**Material provided:**
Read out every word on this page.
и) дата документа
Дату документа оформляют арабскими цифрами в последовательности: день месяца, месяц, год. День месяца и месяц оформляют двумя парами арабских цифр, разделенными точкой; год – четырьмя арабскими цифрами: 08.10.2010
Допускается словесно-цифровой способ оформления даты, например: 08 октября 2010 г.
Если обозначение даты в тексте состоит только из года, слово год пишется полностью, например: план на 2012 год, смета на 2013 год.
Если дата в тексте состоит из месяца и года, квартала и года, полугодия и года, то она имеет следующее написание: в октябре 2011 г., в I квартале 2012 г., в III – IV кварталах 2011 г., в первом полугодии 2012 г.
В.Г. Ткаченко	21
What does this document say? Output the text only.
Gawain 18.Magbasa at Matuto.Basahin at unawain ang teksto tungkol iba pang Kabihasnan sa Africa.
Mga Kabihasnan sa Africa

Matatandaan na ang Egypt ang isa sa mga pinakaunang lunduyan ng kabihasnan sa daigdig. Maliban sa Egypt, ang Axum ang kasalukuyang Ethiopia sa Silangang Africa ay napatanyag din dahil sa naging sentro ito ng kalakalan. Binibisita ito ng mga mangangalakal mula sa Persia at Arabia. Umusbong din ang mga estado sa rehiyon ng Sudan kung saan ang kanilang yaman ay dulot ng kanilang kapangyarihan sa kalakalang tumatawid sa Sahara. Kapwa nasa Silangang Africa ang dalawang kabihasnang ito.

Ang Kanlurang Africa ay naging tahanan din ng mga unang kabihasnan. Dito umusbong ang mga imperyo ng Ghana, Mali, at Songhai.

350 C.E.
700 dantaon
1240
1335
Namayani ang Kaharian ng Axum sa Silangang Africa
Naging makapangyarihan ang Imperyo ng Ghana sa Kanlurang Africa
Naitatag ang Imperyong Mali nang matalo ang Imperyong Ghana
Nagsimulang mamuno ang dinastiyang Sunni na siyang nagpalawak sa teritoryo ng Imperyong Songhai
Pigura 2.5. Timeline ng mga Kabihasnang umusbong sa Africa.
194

**Goal:** Every entry above should be retyped exactly as shown.

**Task answer:**
Read out every word on this page.
и) дата документа
Дату документа оформляют арабскими цифрами в последовательности: день месяца, месяц, год. День месяца и месяц оформляют двумя парами арабских цифр, разделенными точкой; год – четырьмя арабскими цифрами: 08.10.2010
Допускается словесно-цифровой способ оформления даты, например: 08 октября 2010 г.
Если обозначение даты в тексте состоит только из года, слово год пишется полностью, например: план на 2012 год, смета на 2013 год.
Если дата в тексте состоит из месяца и года, квартала и года, полугодия и года, то она имеет следующее написание: в октябре 2011 г., в I квартале 2012 г., в III – IV кварталах 2011 г., в первом полугодии 2012 г.
В.Г. Ткаченко	21
What does this document say? Output the text only.
Gawain 18.Magbasa at Matuto.Basahin at unawain ang teksto tungkol iba pang Kabihasnan sa Africa.
Mga Kabihasnan sa Africa

Matatandaan na ang Egypt ang isa sa mga pinakaunang lunduyan ng kabihasnan sa daigdig. Maliban sa Egypt, ang Axum ang kasalukuyang Ethiopia sa Silangang Africa ay napatanyag din dahil sa naging sentro ito ng kalakalan. Binibisita ito ng mga mangangalakal mula sa Persia at Arabia. Umusbong din ang mga estado sa rehiyon ng Sudan kung saan ang kanilang yaman ay dulot ng kanilang kapangyarihan sa kalakalang tumatawid sa Sahara. Kapwa nasa Silangang Africa ang dalawang kabihasnang ito.

Ang Kanlurang Africa ay naging tahanan din ng mga unang kabihasnan. Dito umusbong ang mga imperyo ng Ghana, Mali, at Songhai.

350 C.E.
700 dantaon
1240
1335
Namayani ang Kaharian ng Axum sa Silangang Africa
Naging makapangyarihan ang Imperyo ng Ghana sa Kanlurang Africa
Naitatag ang Imperyong Mali nang matalo ang Imperyong Ghana
Nagsimulang mamuno ang dinastiyang Sunni na siyang nagpalawak sa teritoryo ng Imperyong Songhai
Pigura 2.5. Timeline ng mga Kabihasnang umusbong sa Africa.
194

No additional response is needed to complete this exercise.